Format the listing below as a Markdown table with the columns No. and Entry. Number each row, skip blank lines, and omit the pictures.

§ Record list
= = =
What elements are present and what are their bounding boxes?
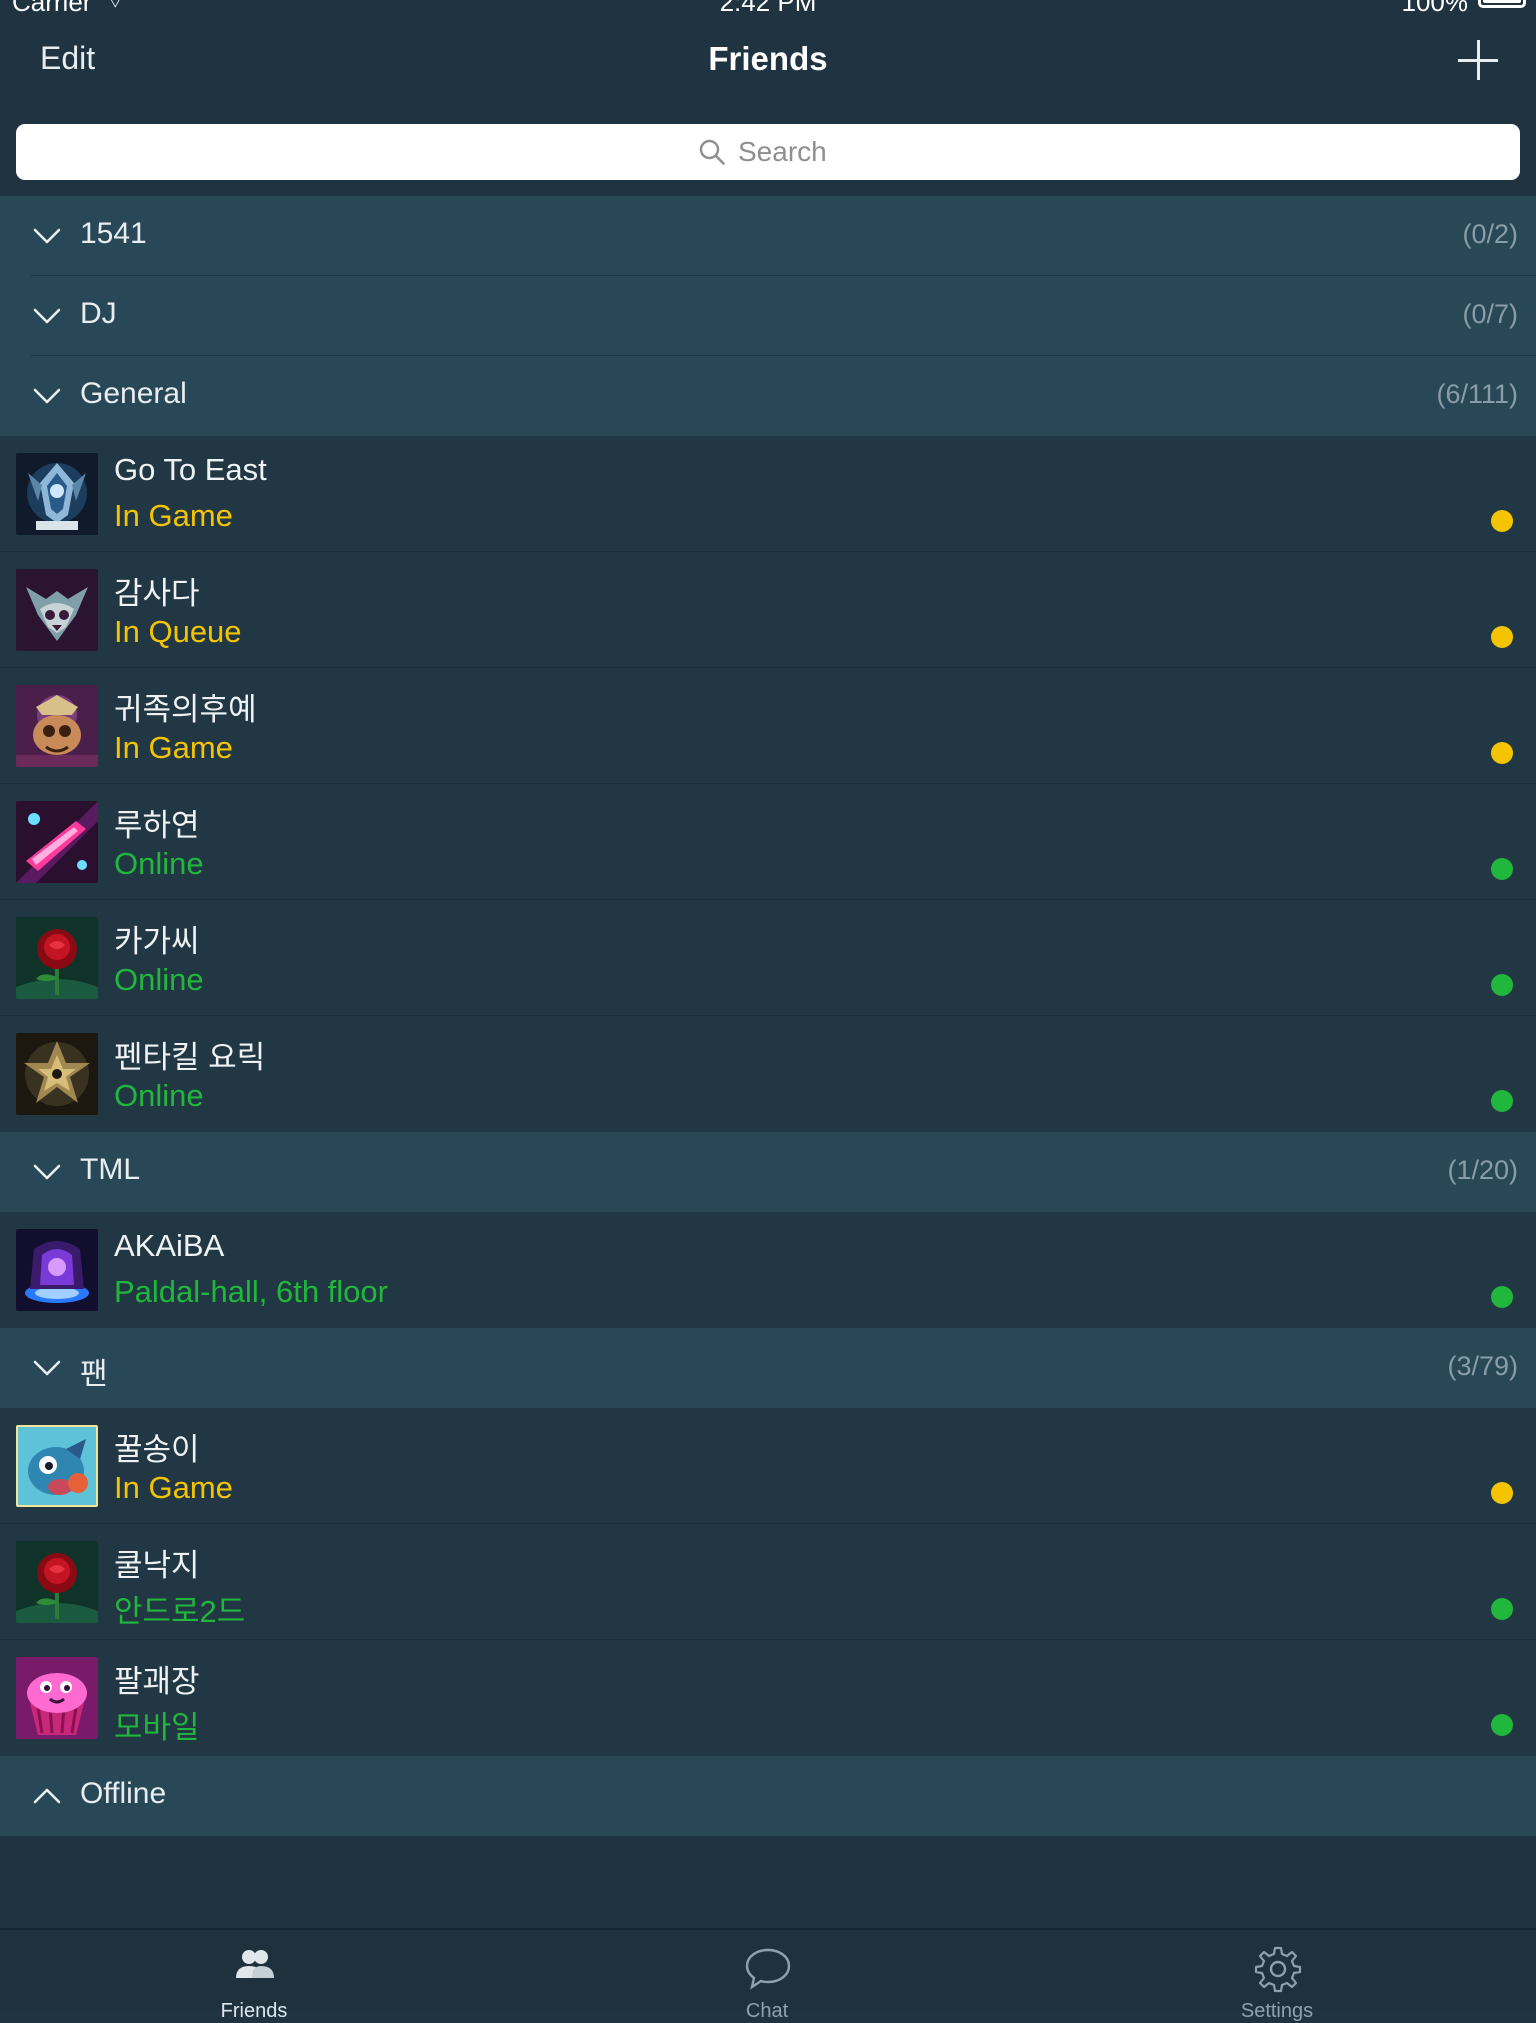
friend-status: 안드로2드	[114, 1594, 246, 1629]
poro-icon	[16, 1425, 98, 1507]
challenger-crest-icon	[16, 453, 98, 535]
search-bar[interactable]	[16, 124, 1520, 180]
tab-bar: Friends Chat Settings	[0, 1928, 1536, 2022]
friend-row[interactable]: AKAiBA Paldal-hall, 6th floor	[0, 1212, 1536, 1328]
tab-label: Chat	[745, 2000, 789, 2022]
presence-dot-icon	[1491, 1598, 1513, 1620]
chevron-up-icon	[33, 1788, 61, 1804]
tab-settings[interactable]: Settings	[1197, 1930, 1357, 2022]
add-friend-button[interactable]	[1458, 40, 1498, 80]
battery-icon	[1478, 0, 1526, 8]
skull-helm-icon	[16, 569, 98, 651]
void-portal-icon	[16, 1229, 98, 1311]
group-name: 팬	[80, 1358, 108, 1391]
rose-icon	[16, 1541, 98, 1623]
presence-dot-icon	[1491, 1286, 1513, 1308]
friend-row[interactable]: 팔괘장모바일	[0, 1640, 1536, 1756]
friend-row[interactable]: 감사다 In Queue	[0, 552, 1536, 668]
group-header-0[interactable]: 1541 (0/2)	[0, 196, 1536, 276]
tab-friends[interactable]: Friends	[174, 1930, 334, 2022]
friend-status: In Queue	[114, 614, 242, 649]
group-name: 1541	[80, 217, 147, 250]
golden-crest-icon	[16, 1033, 98, 1115]
group-online-count: (0/7)	[1462, 299, 1518, 329]
friend-name: Go To East	[114, 452, 267, 487]
friend-status: 모바일	[114, 1710, 200, 1745]
friend-name: 루하연	[114, 808, 200, 843]
friend-name: 쿨낙지	[114, 1548, 200, 1583]
group-online-count: (3/79)	[1447, 1351, 1518, 1381]
chevron-down-icon	[33, 228, 61, 244]
presence-dot-icon	[1491, 1714, 1513, 1736]
edit-button[interactable]: Edit	[40, 40, 95, 77]
chevron-down-icon	[33, 388, 61, 404]
status-bar: Carrier ⌔ 2:42 PM 100%	[0, 0, 1536, 22]
chevron-down-icon	[33, 308, 61, 324]
group-online-count: (0/2)	[1462, 219, 1518, 249]
group-name: Offline	[80, 1777, 167, 1810]
friend-row[interactable]: 루하연 Online	[0, 784, 1536, 900]
presence-dot-icon	[1491, 1482, 1513, 1504]
friend-name: 귀족의후예	[114, 692, 257, 727]
chevron-down-icon	[33, 1360, 61, 1376]
page-title: Friends	[708, 40, 828, 77]
navigation-bar: Edit Friends	[0, 22, 1536, 128]
rose-icon	[16, 917, 98, 999]
gear-icon	[1254, 1946, 1302, 1993]
friend-list: 1541 (0/2) DJ (0/7) General (6/111) Go To East…	[0, 196, 1536, 1836]
friend-status: Online	[114, 962, 204, 997]
group-header-4[interactable]: 팬 (3/79)	[0, 1328, 1536, 1408]
neon-blade-icon	[16, 801, 98, 883]
presence-dot-icon	[1491, 742, 1513, 764]
teemo-icon	[16, 685, 98, 767]
tab-label: Settings	[1240, 2000, 1314, 2022]
friend-row[interactable]: Go To East In Game	[0, 436, 1536, 552]
friend-status: In Game	[114, 498, 233, 533]
friend-row[interactable]: 카가씨 Online	[0, 900, 1536, 1016]
presence-dot-icon	[1491, 858, 1513, 880]
group-header-2[interactable]: General (6/111)	[0, 356, 1536, 436]
chevron-down-icon	[33, 1164, 61, 1180]
friend-name: 카가씨	[114, 924, 200, 959]
friend-name: AKAiBA	[114, 1228, 225, 1263]
group-name: General	[80, 377, 187, 410]
group-online-count: (1/20)	[1447, 1155, 1518, 1185]
friend-row[interactable]: 꿀송이 In Game	[0, 1408, 1536, 1524]
friend-status: Online	[114, 1078, 204, 1113]
chat-bubble-icon	[745, 1948, 791, 1990]
friend-name: 감사다	[114, 576, 200, 611]
friend-status: Paldal-hall, 6th floor	[114, 1274, 388, 1309]
friend-row[interactable]: 펜타킬 요릭 Online	[0, 1016, 1536, 1132]
presence-dot-icon	[1491, 974, 1513, 996]
friend-name: 펜타킬 요릭	[114, 1040, 266, 1075]
battery-percent: 100%	[1401, 0, 1469, 17]
presence-dot-icon	[1491, 1090, 1513, 1112]
friend-status: In Game	[114, 730, 233, 765]
clock: 2:42 PM	[719, 0, 817, 17]
group-header-1[interactable]: DJ (0/7)	[0, 276, 1536, 356]
friend-status: Online	[114, 846, 204, 881]
group-header-3[interactable]: TML (1/20)	[0, 1132, 1536, 1212]
group-header-5[interactable]: Offline	[0, 1756, 1536, 1836]
pink-cupcake-icon	[16, 1657, 98, 1739]
friend-name: 팔괘장	[114, 1664, 200, 1699]
friend-row[interactable]: 귀족의후예 In Game	[0, 668, 1536, 784]
group-online-count: (6/111)	[1436, 379, 1518, 409]
presence-dot-icon	[1491, 510, 1513, 532]
group-name: DJ	[80, 297, 117, 330]
friend-status: In Game	[114, 1470, 233, 1505]
search-input[interactable]	[738, 136, 838, 168]
friends-icon	[236, 1950, 274, 1978]
search-icon	[699, 139, 725, 165]
friend-row[interactable]: 쿨낙지안드로2드	[0, 1524, 1536, 1640]
tab-chat[interactable]: Chat	[687, 1930, 847, 2022]
presence-dot-icon	[1491, 626, 1513, 648]
friend-name: 꿀송이	[114, 1432, 200, 1467]
tab-label: Friends	[220, 2000, 288, 2022]
group-name: TML	[80, 1153, 140, 1186]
= = =
§ Task result
| No. | Entry |
|---|---|
| 1 | What elements are present and what are their bounding boxes? |
| 2 | friend-status: 안드로2드	[114, 1594, 246, 1629] |
| 3 | poro-icon	[16, 1425, 98, 1507] |
| 4 | challenger-crest-icon	[16, 453, 98, 535] |
| 5 | search-bar[interactable]	[16, 124, 1520, 180] |
| 6 | tab-bar: Friends Chat Settings	[0, 1928, 1536, 2022] |
| 7 | friend-row[interactable]: AKAiBA Paldal-hall, 6th floor	[0, 1212, 1536, 1328] |
| 8 | tab-label: Chat	[745, 2000, 789, 2022] |
| 9 | presence-dot-icon	[1491, 1598, 1513, 1620] |
| 10 | chevron-up-icon	[33, 1788, 61, 1804] |
| 11 | tab-settings[interactable]: Settings	[1197, 1930, 1357, 2022] |
| 12 | add-friend-button[interactable]	[1458, 40, 1498, 80] |
| 13 | battery-icon	[1478, 0, 1526, 8] |
| 14 | skull-helm-icon	[16, 569, 98, 651] |
| 15 | void-portal-icon	[16, 1229, 98, 1311] |
| 16 | group-name: 팬	[80, 1358, 108, 1391] |
| 17 | rose-icon	[16, 1541, 98, 1623] |
| 18 | presence-dot-icon	[1491, 1286, 1513, 1308] |
| 19 | friend-row[interactable]: 팔괘장모바일	[0, 1640, 1536, 1756] |
| 20 | friend-row[interactable]: 감사다 In Queue	[0, 552, 1536, 668] |
| 21 | group-header-0[interactable]: 1541 (0/2)	[0, 196, 1536, 276] |
| 22 | tab-friends[interactable]: Friends	[174, 1930, 334, 2022] |
| 23 | friend-status: In Queue	[114, 614, 242, 649] |
| 24 | group-name: 1541	[80, 217, 147, 250] |
| 25 | golden-crest-icon	[16, 1033, 98, 1115] |
| 26 | group-online-count: (0/7)	[1462, 299, 1518, 329] |
| 27 | friend-name: Go To East	[114, 452, 267, 487] |
| 28 | friend-status: 모바일	[114, 1710, 200, 1745] |
| 29 | friend-name: 루하연	[114, 808, 200, 843] |
| 30 | friend-name: 쿨낙지	[114, 1548, 200, 1583] |
| 31 | group-online-count: (3/79)	[1447, 1351, 1518, 1381] |
| 32 | chevron-down-icon	[33, 228, 61, 244] |
| 33 | presence-dot-icon	[1491, 1714, 1513, 1736] |
| 34 | edit-button[interactable]: Edit	[40, 40, 95, 77] |
| 35 | chevron-down-icon	[33, 388, 61, 404] |
| 36 | status-bar: Carrier ⌔ 2:42 PM 100%	[0, 0, 1536, 22] |
| 37 | chevron-down-icon	[33, 308, 61, 324] |
| 38 | group-online-count: (0/2)	[1462, 219, 1518, 249] |
| 39 | group-name: Offline	[80, 1777, 167, 1810] |
| 40 | friend-row[interactable]: 루하연 Online	[0, 784, 1536, 900] |
| 41 | presence-dot-icon	[1491, 1482, 1513, 1504] |
| 42 | friend-name: 귀족의후예	[114, 692, 257, 727] |
| 43 | chevron-down-icon	[33, 1360, 61, 1376] |
| 44 | page-title: Friends	[708, 40, 828, 77] |
| 45 | navigation-bar: Edit Friends	[0, 22, 1536, 128] |
| 46 | rose-icon	[16, 917, 98, 999] |
| 47 | gear-icon	[1254, 1946, 1302, 1993] |
| 48 | friend-list: 1541 (0/2) DJ (0/7) General (6/111) Go To East…	[0, 196, 1536, 1836] |
| 49 | friend-status: Online	[114, 962, 204, 997] |
| 50 | group-header-4[interactable]: 팬 (3/79)	[0, 1328, 1536, 1408] |
| 51 | neon-blade-icon	[16, 801, 98, 883] |
| 52 | presence-dot-icon	[1491, 742, 1513, 764] |
| 53 | teemo-icon	[16, 685, 98, 767] |
| 54 | tab-label: Settings	[1240, 2000, 1314, 2022] |
| 55 | friend-row[interactable]: Go To East In Game	[0, 436, 1536, 552] |
| 56 | friend-status: In Game	[114, 498, 233, 533] |
| 57 | friend-row[interactable]: 카가씨 Online	[0, 900, 1536, 1016] |
| 58 | presence-dot-icon	[1491, 858, 1513, 880] |
| 59 | group-header-2[interactable]: General (6/111)	[0, 356, 1536, 436] |
| 60 | chevron-down-icon	[33, 1164, 61, 1180] |
| 61 | friend-name: 카가씨	[114, 924, 200, 959] |
| 62 | friend-name: AKAiBA	[114, 1228, 225, 1263] |
| 63 | group-name: General	[80, 377, 187, 410] |
| 64 | group-online-count: (1/20)	[1447, 1155, 1518, 1185] |
| 65 | friend-row[interactable]: 꿀송이 In Game	[0, 1408, 1536, 1524] |
| 66 | friend-status: Online	[114, 1078, 204, 1113] |
| 67 | chat-bubble-icon	[745, 1948, 791, 1990] |
| 68 | friend-name: 감사다	[114, 576, 200, 611] |
| 69 | friend-status: Paldal-hall, 6th floor	[114, 1274, 388, 1309] |
| 70 | friend-row[interactable]: 펜타킬 요릭 Online	[0, 1016, 1536, 1132] |
| 71 | presence-dot-icon	[1491, 974, 1513, 996] |
| 72 | friend-name: 펜타킬 요릭	[114, 1040, 266, 1075] |
| 73 | battery-percent: 100%	[1401, 0, 1469, 17] |
| 74 | presence-dot-icon	[1491, 1090, 1513, 1112] |
| 75 | friend-status: In Game	[114, 730, 233, 765] |
| 76 | clock: 2:42 PM	[719, 0, 817, 17] |
| 77 | group-header-1[interactable]: DJ (0/7)	[0, 276, 1536, 356] |
| 78 | friend-status: Online	[114, 846, 204, 881] |
| 79 | group-header-3[interactable]: TML (1/20)	[0, 1132, 1536, 1212] |
| 80 | group-header-5[interactable]: Offline	[0, 1756, 1536, 1836] |
| 81 | pink-cupcake-icon	[16, 1657, 98, 1739] |
| 82 | friend-name: 팔괘장	[114, 1664, 200, 1699] |
| 83 | friend-row[interactable]: 귀족의후예 In Game	[0, 668, 1536, 784] |
| 84 | group-online-count: (6/111)	[1436, 379, 1518, 409] |
| 85 | presence-dot-icon	[1491, 510, 1513, 532] |
| 86 | group-name: DJ	[80, 297, 117, 330] |
| 87 | friend-status: In Game	[114, 1470, 233, 1505] |
| 88 | search-input[interactable]	[738, 136, 838, 168] |
| 89 | friends-icon	[236, 1950, 274, 1978] |
| 90 | search-icon	[699, 139, 725, 165] |
| 91 | friend-row[interactable]: 쿨낙지안드로2드	[0, 1524, 1536, 1640] |
| 92 | tab-chat[interactable]: Chat	[687, 1930, 847, 2022] |
| 93 | presence-dot-icon	[1491, 626, 1513, 648] |
| 94 | friend-name: 꿀송이	[114, 1432, 200, 1467] |
| 95 | tab-label: Friends	[220, 2000, 288, 2022] |
| 96 | group-name: TML	[80, 1153, 140, 1186] |